• [Task] Please copy all the lines that follow, word for word.

• [Rows]
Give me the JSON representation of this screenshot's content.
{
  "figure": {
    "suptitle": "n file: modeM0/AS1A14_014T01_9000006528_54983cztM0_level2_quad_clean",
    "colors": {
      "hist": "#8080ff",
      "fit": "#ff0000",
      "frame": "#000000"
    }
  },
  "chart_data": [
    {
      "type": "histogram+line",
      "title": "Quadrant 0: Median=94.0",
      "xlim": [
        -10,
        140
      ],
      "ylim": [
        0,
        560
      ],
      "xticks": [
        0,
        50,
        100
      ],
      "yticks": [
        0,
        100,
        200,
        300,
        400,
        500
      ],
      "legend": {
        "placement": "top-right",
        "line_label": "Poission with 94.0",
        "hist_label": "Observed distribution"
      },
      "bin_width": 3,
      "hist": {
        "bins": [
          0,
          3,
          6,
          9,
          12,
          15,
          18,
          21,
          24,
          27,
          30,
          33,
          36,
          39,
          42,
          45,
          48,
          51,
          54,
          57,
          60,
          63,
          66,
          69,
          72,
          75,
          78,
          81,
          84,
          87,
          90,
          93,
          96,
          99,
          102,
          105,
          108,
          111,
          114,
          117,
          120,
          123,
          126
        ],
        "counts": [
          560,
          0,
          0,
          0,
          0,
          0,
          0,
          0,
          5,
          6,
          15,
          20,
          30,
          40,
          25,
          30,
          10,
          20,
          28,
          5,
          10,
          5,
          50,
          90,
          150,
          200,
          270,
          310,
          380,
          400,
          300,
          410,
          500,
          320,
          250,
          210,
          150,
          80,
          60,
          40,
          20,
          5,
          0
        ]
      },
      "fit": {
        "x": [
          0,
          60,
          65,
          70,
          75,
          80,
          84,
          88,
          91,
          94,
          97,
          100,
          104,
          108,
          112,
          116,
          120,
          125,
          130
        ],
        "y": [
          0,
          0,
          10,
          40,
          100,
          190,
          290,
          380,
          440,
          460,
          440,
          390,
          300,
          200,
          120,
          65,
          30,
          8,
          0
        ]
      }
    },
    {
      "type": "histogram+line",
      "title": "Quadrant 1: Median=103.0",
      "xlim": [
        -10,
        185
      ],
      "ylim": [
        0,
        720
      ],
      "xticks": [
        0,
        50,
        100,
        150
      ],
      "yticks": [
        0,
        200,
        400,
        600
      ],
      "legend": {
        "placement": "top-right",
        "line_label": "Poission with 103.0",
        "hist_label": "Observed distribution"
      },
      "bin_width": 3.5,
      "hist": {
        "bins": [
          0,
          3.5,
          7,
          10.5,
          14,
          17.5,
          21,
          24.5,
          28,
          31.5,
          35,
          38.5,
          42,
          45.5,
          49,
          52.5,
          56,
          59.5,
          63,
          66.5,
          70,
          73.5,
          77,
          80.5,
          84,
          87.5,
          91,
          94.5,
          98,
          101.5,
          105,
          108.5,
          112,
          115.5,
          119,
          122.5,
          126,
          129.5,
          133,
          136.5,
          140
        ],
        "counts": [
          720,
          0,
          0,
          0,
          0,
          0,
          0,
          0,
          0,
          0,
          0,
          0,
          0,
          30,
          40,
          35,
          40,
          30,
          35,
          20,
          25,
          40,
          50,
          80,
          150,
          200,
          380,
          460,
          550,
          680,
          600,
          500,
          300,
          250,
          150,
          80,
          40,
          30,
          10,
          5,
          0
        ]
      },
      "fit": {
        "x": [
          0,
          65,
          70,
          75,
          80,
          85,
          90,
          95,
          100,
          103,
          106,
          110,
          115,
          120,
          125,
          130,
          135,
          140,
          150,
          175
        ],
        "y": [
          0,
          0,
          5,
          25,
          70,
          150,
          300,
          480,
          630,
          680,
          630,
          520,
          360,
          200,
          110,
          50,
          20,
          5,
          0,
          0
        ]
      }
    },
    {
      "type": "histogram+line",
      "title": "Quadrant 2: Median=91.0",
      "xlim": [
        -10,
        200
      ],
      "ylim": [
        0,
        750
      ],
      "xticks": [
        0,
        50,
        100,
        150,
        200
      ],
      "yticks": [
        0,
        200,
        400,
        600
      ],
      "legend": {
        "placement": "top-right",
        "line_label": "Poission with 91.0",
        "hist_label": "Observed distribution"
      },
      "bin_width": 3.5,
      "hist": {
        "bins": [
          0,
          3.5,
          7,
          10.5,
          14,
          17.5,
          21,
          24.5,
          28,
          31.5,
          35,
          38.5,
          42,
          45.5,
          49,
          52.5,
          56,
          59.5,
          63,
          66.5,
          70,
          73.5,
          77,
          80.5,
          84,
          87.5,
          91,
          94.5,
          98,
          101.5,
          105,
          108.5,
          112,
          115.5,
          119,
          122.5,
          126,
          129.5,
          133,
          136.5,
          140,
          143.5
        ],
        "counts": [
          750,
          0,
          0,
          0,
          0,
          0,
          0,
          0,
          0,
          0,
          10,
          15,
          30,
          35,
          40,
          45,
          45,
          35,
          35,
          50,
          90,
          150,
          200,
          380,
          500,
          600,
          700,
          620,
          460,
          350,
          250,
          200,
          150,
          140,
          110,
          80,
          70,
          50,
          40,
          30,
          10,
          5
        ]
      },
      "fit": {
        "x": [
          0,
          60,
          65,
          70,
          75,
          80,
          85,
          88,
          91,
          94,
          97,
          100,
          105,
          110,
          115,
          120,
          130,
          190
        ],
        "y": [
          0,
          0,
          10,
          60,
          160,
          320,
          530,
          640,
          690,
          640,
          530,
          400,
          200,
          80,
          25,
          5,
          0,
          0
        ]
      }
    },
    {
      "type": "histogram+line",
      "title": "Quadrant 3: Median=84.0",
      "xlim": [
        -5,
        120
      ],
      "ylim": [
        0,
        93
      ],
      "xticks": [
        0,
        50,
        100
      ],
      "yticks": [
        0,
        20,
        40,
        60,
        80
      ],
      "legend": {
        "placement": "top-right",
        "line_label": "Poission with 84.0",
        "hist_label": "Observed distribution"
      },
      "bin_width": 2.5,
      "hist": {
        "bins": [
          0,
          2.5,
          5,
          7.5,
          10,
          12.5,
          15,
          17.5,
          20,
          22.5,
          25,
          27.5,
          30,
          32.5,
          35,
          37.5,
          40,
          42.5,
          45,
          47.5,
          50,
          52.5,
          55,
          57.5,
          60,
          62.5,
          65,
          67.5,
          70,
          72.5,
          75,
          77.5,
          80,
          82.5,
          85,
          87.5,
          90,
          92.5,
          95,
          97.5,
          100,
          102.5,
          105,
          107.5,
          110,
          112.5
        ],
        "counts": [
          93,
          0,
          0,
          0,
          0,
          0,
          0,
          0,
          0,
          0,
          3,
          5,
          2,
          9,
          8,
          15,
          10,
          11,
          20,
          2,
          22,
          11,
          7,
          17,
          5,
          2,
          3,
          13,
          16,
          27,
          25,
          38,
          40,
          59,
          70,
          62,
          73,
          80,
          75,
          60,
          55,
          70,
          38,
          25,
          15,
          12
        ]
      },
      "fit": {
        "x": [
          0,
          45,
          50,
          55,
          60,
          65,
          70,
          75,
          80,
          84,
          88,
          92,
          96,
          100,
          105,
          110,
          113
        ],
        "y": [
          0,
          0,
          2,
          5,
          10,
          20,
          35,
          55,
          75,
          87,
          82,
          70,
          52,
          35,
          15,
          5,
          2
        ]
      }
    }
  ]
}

• [Exercise result]
Give me the JSON representation of this screenshot's content.
{
  "figure": {
    "suptitle": "n file: modeM0/AS1A14_014T01_9000006528_54983cztM0_level2_quad_clean",
    "colors": {
      "hist": "#8080ff",
      "fit": "#ff0000",
      "frame": "#000000"
    }
  },
  "chart_data": [
    {
      "type": "histogram+line",
      "title": "Quadrant 0: Median=94.0",
      "xlim": [
        -10,
        140
      ],
      "ylim": [
        0,
        560
      ],
      "xticks": [
        0,
        50,
        100
      ],
      "yticks": [
        0,
        100,
        200,
        300,
        400,
        500
      ],
      "legend": {
        "placement": "top-right",
        "line_label": "Poission with 94.0",
        "hist_label": "Observed distribution"
      },
      "bin_width": 3,
      "hist": {
        "bins": [
          0,
          3,
          6,
          9,
          12,
          15,
          18,
          21,
          24,
          27,
          30,
          33,
          36,
          39,
          42,
          45,
          48,
          51,
          54,
          57,
          60,
          63,
          66,
          69,
          72,
          75,
          78,
          81,
          84,
          87,
          90,
          93,
          96,
          99,
          102,
          105,
          108,
          111,
          114,
          117,
          120,
          123,
          126
        ],
        "counts": [
          560,
          0,
          0,
          0,
          0,
          0,
          0,
          0,
          5,
          6,
          15,
          20,
          30,
          40,
          25,
          30,
          10,
          20,
          28,
          5,
          10,
          5,
          50,
          90,
          150,
          200,
          270,
          310,
          380,
          400,
          300,
          410,
          500,
          320,
          250,
          210,
          150,
          80,
          60,
          40,
          20,
          5,
          0
        ]
      },
      "fit": {
        "x": [
          0,
          60,
          65,
          70,
          75,
          80,
          84,
          88,
          91,
          94,
          97,
          100,
          104,
          108,
          112,
          116,
          120,
          125,
          130
        ],
        "y": [
          0,
          0,
          10,
          40,
          100,
          190,
          290,
          380,
          440,
          460,
          440,
          390,
          300,
          200,
          120,
          65,
          30,
          8,
          0
        ]
      }
    },
    {
      "type": "histogram+line",
      "title": "Quadrant 1: Median=103.0",
      "xlim": [
        -10,
        185
      ],
      "ylim": [
        0,
        720
      ],
      "xticks": [
        0,
        50,
        100,
        150
      ],
      "yticks": [
        0,
        200,
        400,
        600
      ],
      "legend": {
        "placement": "top-right",
        "line_label": "Poission with 103.0",
        "hist_label": "Observed distribution"
      },
      "bin_width": 3.5,
      "hist": {
        "bins": [
          0,
          3.5,
          7,
          10.5,
          14,
          17.5,
          21,
          24.5,
          28,
          31.5,
          35,
          38.5,
          42,
          45.5,
          49,
          52.5,
          56,
          59.5,
          63,
          66.5,
          70,
          73.5,
          77,
          80.5,
          84,
          87.5,
          91,
          94.5,
          98,
          101.5,
          105,
          108.5,
          112,
          115.5,
          119,
          122.5,
          126,
          129.5,
          133,
          136.5,
          140
        ],
        "counts": [
          720,
          0,
          0,
          0,
          0,
          0,
          0,
          0,
          0,
          0,
          0,
          0,
          0,
          30,
          40,
          35,
          40,
          30,
          35,
          20,
          25,
          40,
          50,
          80,
          150,
          200,
          380,
          460,
          550,
          680,
          600,
          500,
          300,
          250,
          150,
          80,
          40,
          30,
          10,
          5,
          0
        ]
      },
      "fit": {
        "x": [
          0,
          65,
          70,
          75,
          80,
          85,
          90,
          95,
          100,
          103,
          106,
          110,
          115,
          120,
          125,
          130,
          135,
          140,
          150,
          175
        ],
        "y": [
          0,
          0,
          5,
          25,
          70,
          150,
          300,
          480,
          630,
          680,
          630,
          520,
          360,
          200,
          110,
          50,
          20,
          5,
          0,
          0
        ]
      }
    },
    {
      "type": "histogram+line",
      "title": "Quadrant 2: Median=91.0",
      "xlim": [
        -10,
        200
      ],
      "ylim": [
        0,
        750
      ],
      "xticks": [
        0,
        50,
        100,
        150,
        200
      ],
      "yticks": [
        0,
        200,
        400,
        600
      ],
      "legend": {
        "placement": "top-right",
        "line_label": "Poission with 91.0",
        "hist_label": "Observed distribution"
      },
      "bin_width": 3.5,
      "hist": {
        "bins": [
          0,
          3.5,
          7,
          10.5,
          14,
          17.5,
          21,
          24.5,
          28,
          31.5,
          35,
          38.5,
          42,
          45.5,
          49,
          52.5,
          56,
          59.5,
          63,
          66.5,
          70,
          73.5,
          77,
          80.5,
          84,
          87.5,
          91,
          94.5,
          98,
          101.5,
          105,
          108.5,
          112,
          115.5,
          119,
          122.5,
          126,
          129.5,
          133,
          136.5,
          140,
          143.5
        ],
        "counts": [
          750,
          0,
          0,
          0,
          0,
          0,
          0,
          0,
          0,
          0,
          10,
          15,
          30,
          35,
          40,
          45,
          45,
          35,
          35,
          50,
          90,
          150,
          200,
          380,
          500,
          600,
          700,
          620,
          460,
          350,
          250,
          200,
          150,
          140,
          110,
          80,
          70,
          50,
          40,
          30,
          10,
          5
        ]
      },
      "fit": {
        "x": [
          0,
          60,
          65,
          70,
          75,
          80,
          85,
          88,
          91,
          94,
          97,
          100,
          105,
          110,
          115,
          120,
          130,
          190
        ],
        "y": [
          0,
          0,
          10,
          60,
          160,
          320,
          530,
          640,
          690,
          640,
          530,
          400,
          200,
          80,
          25,
          5,
          0,
          0
        ]
      }
    },
    {
      "type": "histogram+line",
      "title": "Quadrant 3: Median=84.0",
      "xlim": [
        -5,
        120
      ],
      "ylim": [
        0,
        93
      ],
      "xticks": [
        0,
        50,
        100
      ],
      "yticks": [
        0,
        20,
        40,
        60,
        80
      ],
      "legend": {
        "placement": "top-right",
        "line_label": "Poission with 84.0",
        "hist_label": "Observed distribution"
      },
      "bin_width": 2.5,
      "hist": {
        "bins": [
          0,
          2.5,
          5,
          7.5,
          10,
          12.5,
          15,
          17.5,
          20,
          22.5,
          25,
          27.5,
          30,
          32.5,
          35,
          37.5,
          40,
          42.5,
          45,
          47.5,
          50,
          52.5,
          55,
          57.5,
          60,
          62.5,
          65,
          67.5,
          70,
          72.5,
          75,
          77.5,
          80,
          82.5,
          85,
          87.5,
          90,
          92.5,
          95,
          97.5,
          100,
          102.5,
          105,
          107.5,
          110,
          112.5
        ],
        "counts": [
          93,
          0,
          0,
          0,
          0,
          0,
          0,
          0,
          0,
          0,
          3,
          5,
          2,
          9,
          8,
          15,
          10,
          11,
          20,
          2,
          22,
          11,
          7,
          17,
          5,
          2,
          3,
          13,
          16,
          27,
          25,
          38,
          40,
          59,
          70,
          62,
          73,
          80,
          75,
          60,
          55,
          70,
          38,
          25,
          15,
          12
        ]
      },
      "fit": {
        "x": [
          0,
          45,
          50,
          55,
          60,
          65,
          70,
          75,
          80,
          84,
          88,
          92,
          96,
          100,
          105,
          110,
          113
        ],
        "y": [
          0,
          0,
          2,
          5,
          10,
          20,
          35,
          55,
          75,
          87,
          82,
          70,
          52,
          35,
          15,
          5,
          2
        ]
      }
    }
  ]
}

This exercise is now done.